[WHAT TO DO] Rewrite the data below as a numbered list, from the start through the line containing "start-label: Start [655,383,672,392]", and leave out any blank lines.

[ENTRIES PROVIDED]
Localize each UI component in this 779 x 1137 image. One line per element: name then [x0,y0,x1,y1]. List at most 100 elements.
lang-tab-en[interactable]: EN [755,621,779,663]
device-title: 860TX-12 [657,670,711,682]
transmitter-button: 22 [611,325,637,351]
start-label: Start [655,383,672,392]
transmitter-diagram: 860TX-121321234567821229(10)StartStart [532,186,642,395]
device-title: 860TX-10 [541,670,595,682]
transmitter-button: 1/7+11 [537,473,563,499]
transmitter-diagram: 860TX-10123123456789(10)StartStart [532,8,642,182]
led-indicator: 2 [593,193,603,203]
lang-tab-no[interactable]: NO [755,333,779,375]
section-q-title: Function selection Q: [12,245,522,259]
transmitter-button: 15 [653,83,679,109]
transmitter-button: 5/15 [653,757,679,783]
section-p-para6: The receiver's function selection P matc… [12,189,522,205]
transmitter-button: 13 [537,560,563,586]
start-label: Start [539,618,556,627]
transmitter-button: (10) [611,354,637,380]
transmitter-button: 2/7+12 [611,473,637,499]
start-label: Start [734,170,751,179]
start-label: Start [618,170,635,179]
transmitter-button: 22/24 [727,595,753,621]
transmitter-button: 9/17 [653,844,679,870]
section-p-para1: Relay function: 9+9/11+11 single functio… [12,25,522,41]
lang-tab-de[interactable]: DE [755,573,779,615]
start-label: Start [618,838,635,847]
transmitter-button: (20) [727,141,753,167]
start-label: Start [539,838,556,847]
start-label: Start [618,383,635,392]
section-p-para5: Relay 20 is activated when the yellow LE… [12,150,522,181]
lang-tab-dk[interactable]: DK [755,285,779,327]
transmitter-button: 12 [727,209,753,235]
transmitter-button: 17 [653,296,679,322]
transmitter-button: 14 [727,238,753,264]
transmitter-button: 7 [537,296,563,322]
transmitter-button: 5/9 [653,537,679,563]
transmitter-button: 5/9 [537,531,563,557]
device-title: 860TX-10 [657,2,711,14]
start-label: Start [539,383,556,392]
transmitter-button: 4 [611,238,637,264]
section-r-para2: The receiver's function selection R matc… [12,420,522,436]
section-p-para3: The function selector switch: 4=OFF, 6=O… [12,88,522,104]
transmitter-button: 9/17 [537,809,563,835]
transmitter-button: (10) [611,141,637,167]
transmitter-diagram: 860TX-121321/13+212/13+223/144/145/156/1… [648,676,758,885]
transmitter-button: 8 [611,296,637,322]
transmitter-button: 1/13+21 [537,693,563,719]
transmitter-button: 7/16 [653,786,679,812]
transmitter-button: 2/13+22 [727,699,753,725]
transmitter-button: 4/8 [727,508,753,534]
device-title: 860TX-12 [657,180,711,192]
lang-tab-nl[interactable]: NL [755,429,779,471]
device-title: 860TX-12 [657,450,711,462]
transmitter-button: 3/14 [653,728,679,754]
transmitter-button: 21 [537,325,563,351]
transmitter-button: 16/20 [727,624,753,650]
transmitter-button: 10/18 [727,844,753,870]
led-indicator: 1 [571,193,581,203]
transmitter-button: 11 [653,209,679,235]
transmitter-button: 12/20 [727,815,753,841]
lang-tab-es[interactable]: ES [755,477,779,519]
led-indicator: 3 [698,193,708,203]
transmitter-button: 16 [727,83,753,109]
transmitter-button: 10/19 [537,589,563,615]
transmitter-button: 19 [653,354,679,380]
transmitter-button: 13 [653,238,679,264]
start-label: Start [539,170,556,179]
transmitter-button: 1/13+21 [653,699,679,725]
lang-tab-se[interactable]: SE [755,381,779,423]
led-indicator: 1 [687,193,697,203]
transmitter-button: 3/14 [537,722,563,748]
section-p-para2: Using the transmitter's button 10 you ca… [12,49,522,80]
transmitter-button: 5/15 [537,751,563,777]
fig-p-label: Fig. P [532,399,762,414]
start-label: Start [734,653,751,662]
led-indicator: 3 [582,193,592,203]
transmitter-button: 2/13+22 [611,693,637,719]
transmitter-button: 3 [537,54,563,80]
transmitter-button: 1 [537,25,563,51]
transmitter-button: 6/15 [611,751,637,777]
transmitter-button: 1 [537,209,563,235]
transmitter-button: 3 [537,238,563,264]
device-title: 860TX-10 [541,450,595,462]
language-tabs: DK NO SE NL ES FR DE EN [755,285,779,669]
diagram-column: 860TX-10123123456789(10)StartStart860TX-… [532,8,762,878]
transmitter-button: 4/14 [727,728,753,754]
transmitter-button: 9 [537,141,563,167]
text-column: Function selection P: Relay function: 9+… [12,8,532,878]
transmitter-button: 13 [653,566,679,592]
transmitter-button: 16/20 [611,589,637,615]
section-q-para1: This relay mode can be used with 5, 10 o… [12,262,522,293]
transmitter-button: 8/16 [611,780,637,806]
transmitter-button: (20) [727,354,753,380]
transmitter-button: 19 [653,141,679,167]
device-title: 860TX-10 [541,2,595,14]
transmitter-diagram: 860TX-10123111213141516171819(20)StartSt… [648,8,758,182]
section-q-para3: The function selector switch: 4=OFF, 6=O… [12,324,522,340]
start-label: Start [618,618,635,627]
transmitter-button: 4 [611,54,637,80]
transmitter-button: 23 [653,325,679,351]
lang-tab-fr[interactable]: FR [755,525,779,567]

[THE OUTPUT]
1. Localize each UI component in this 779 x 1137 image. One line per element: name then [x0,y0,x1,y1]. List at most 100 elements.
2. lang-tab-en[interactable]: EN [755,621,779,663]
3. device-title: 860TX-12 [657,670,711,682]
4. transmitter-button: 22 [611,325,637,351]
5. start-label: Start [655,383,672,392]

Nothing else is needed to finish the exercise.